RETO 1 => En el texto sobre el narrador, ¿a qué final se parece el que el narrador anuncia para el gobernador?
RETO 2 => Di si cada afirmación coincide con el texto sobre el narrador, con sí o no y las palabras exactas del texto que lo deciden: (a) El narrador avisa a la gobernadora de la confabulación en su contra. (b) El narrador le adelanta al lector los hechos concretos. (c) El narrador reconstruye más tarde lo que le pasó a su amigo con lo que presumiblemente le cuenta Varvara Petrovna.
RETO 3 => Según el texto sobre el narrador, ¿para qué se entremezclan el pasado y el futuro cuando el narrador cuenta los detalles que registró?

FRAGMENTO DE TEXTO =>
..............................

Aunque la reaparición del personaje narrador en la tercera parte está relacionada con la reaparición de Stepán Trofímovich en la trama, lo cierto es que al final el personaje narrador está más cerca de los sucesos de la ciudad y sus consecuencias que en la peripecia vital de su amigo, que reconstruirá más tarde con lo que presumiblemente le cuenta Varvara Petrovna. En esta reconstrucción de la historia con lo que después de ocurridos los hechos se descubre y con lo que él mismo pudo ver, se suma el efecto de anticipación del narrador, que nos advierte de que la culpa de que pasara lo que pasó la tuvo la actitud de la gobernadora o de que las maquinaciones de Piotr Trofímovich fueron la causa del desastre que aún tardará en contar. Nos avisa incluso de dónde y cómo va a acabar el gobernador, con un final muy parecido al del príncipe de El idiota, una obra anterior a esta con la que guarda cierta relación de temas aunque en planos de relevancia distintos. El narrador, en este caso como el omnisciente de El idiota, tampoco escatima en adjetivos para referirse a la maldad, mezquindad o iniquidad de personajes que aún no han cumplido los actos reprobables de los que les acusa. El narrador, por tanto, nos anticipa el final de una forma general o nos ofrece su conclusión moral con constantes adelantos de diferente trascendencia, pero ni nos lo cuenta todo ni nos adelanta los hechos concretos, en los que el lector se sumerge con avidez hasta llegar a su desenlace. Su presencia como testigo es determinante y decisiva para su posicionamiento, asiste a cómo suceden muchas escenas, oye frases a medias y detecta estados de ánimo en las reuniones públicas, e incluso se percata de la confabulación contra la gobernadora, aunque no haga nada por avisarla porque ella no va a creerle. Registra detalles que, recopilados más tarde y a la luz de los acontecimientos futuros que asombraron y asustaron a la población, cobran un sentido cuyo significado no llegó a alcanzar cuando los observó en un primer momento, aunque a la hora de narrarlos esos planos del pasado y el futuro se entremezclan, en forma sólo aparentemente caótica, con la intención, creo, de crear verosimilitud y confianza en el cronista, a pesar y gracias a sus limitaciones, y mantener al lector intrigado a través de la dosificación de la información.

1 comentario:

Unknown dijo...

buena explicación desmenuzada del narrador y el porque del atractivo de los narradores de en Dostoievski. Aunque concuerdo con Vargas Llosa, existen dos narradores, el omnisciente y el personaje secundario cronista.

..............................

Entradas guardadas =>
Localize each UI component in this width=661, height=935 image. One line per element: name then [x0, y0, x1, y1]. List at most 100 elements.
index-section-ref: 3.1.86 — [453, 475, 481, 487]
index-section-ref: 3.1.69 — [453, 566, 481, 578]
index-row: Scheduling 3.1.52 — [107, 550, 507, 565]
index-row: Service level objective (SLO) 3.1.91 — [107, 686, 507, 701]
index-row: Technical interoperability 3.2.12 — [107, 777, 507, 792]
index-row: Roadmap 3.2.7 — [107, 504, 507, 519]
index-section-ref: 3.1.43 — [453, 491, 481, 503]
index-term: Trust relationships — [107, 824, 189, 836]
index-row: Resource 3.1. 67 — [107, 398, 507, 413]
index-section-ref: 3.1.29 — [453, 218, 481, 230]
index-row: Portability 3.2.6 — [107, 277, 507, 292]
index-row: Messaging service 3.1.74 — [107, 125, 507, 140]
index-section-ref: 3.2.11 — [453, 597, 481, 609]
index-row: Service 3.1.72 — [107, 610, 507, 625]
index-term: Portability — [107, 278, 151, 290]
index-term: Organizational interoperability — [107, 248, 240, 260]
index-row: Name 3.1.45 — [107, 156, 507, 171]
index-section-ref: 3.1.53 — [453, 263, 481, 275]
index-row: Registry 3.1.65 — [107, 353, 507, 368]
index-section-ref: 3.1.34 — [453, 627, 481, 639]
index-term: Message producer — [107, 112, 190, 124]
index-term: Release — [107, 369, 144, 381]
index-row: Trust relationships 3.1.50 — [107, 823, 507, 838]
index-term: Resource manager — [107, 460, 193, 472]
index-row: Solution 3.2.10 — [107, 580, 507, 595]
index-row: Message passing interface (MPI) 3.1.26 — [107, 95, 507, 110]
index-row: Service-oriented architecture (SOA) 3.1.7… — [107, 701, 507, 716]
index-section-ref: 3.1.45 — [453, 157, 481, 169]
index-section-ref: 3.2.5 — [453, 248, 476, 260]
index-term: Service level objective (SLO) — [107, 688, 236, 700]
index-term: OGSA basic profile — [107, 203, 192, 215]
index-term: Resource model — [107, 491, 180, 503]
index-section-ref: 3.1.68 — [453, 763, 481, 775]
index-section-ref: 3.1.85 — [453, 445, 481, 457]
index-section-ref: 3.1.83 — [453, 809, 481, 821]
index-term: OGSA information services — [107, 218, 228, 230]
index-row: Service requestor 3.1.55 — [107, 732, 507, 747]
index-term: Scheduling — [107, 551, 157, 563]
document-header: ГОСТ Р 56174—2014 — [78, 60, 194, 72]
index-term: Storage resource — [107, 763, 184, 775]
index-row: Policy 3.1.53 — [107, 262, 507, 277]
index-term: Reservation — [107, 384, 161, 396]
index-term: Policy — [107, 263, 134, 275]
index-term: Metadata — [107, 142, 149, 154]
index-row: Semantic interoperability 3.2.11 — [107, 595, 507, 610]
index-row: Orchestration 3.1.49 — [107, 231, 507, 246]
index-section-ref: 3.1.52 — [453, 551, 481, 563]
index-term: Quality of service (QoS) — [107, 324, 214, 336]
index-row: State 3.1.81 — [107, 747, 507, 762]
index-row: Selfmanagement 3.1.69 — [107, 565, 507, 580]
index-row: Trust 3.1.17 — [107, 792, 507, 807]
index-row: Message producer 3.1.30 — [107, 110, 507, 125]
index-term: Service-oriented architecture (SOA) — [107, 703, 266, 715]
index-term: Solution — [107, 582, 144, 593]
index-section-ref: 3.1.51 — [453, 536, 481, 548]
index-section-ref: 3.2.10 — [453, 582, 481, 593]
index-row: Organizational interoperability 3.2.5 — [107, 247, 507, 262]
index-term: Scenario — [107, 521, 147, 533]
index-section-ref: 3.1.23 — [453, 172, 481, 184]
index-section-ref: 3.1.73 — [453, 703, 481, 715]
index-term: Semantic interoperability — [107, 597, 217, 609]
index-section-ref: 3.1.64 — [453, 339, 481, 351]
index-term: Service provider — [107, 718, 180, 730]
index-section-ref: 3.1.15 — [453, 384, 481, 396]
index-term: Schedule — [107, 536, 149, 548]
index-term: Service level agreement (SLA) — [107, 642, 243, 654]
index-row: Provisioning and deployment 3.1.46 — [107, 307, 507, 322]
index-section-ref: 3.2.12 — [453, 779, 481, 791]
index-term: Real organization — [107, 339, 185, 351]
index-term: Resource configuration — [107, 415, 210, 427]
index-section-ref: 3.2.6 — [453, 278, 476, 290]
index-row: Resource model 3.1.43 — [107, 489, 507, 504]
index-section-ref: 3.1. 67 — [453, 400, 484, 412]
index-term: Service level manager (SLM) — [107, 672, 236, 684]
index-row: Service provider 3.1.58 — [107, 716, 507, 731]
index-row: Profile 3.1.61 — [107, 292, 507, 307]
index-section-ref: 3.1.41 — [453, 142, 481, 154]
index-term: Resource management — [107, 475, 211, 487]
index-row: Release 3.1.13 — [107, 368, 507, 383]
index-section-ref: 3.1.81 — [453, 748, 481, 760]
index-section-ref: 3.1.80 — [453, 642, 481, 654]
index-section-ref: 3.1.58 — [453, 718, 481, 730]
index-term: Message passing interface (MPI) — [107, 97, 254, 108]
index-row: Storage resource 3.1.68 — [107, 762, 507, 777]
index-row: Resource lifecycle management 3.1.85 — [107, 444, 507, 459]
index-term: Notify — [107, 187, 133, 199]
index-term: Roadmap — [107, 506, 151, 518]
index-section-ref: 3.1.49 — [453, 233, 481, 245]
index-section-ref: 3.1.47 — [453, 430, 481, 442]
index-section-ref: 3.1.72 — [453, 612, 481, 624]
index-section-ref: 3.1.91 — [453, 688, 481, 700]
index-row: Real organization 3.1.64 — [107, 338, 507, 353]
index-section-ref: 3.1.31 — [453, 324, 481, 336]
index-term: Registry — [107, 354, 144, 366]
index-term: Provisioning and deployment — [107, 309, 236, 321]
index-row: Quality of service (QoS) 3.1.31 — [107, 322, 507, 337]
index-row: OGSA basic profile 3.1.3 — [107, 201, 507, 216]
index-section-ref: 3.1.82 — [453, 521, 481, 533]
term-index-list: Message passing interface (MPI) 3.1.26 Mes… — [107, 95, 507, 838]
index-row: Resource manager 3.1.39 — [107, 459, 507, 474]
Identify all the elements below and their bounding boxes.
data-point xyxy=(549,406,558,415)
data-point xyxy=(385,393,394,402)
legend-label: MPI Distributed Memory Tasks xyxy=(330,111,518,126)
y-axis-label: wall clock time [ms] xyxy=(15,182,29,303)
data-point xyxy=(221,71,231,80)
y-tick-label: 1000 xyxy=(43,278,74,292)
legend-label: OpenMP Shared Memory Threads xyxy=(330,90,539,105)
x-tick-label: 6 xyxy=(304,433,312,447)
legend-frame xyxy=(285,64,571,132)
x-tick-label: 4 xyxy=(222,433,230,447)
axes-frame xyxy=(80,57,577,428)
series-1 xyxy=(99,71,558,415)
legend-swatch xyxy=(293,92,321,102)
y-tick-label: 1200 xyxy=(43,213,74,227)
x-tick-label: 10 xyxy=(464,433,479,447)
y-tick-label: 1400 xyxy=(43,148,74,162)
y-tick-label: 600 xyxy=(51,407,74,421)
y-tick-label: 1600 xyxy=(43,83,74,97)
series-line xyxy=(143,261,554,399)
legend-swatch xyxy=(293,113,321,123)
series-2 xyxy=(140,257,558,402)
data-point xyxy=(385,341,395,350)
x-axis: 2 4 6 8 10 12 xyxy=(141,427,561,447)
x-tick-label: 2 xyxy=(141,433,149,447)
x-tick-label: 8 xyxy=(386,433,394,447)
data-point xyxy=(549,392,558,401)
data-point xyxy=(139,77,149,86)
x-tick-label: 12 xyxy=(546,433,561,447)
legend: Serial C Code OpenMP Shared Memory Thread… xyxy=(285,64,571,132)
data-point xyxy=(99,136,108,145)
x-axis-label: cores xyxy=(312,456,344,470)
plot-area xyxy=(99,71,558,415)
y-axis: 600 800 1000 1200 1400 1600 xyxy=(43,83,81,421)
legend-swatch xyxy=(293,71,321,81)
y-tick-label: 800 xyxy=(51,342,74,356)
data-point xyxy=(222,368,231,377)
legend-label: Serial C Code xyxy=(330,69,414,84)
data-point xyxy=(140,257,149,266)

..............................

RESPUESTA COMPLETA 1 => Al final del príncipe de El idiota.

RESPUESTA COMPLETA 2 =>
(a) No: "aunque no haga nada por avisarla porque ella no va a creerle".
(b) No: "pero ni nos lo cuenta todo ni nos adelanta los hechos concretos".
(c) Sí: "que reconstruirá más tarde con lo que presumiblemente le cuenta Varvara Petrovna".

RESPUESTA COMPLETA 3 => Se mezclan para crear verosimilitud y confianza en el cronista, a pesar de sus limitaciones y gracias a ellas. También sirven para mantener al lector intrigado, porque la información se va dando poco a poco.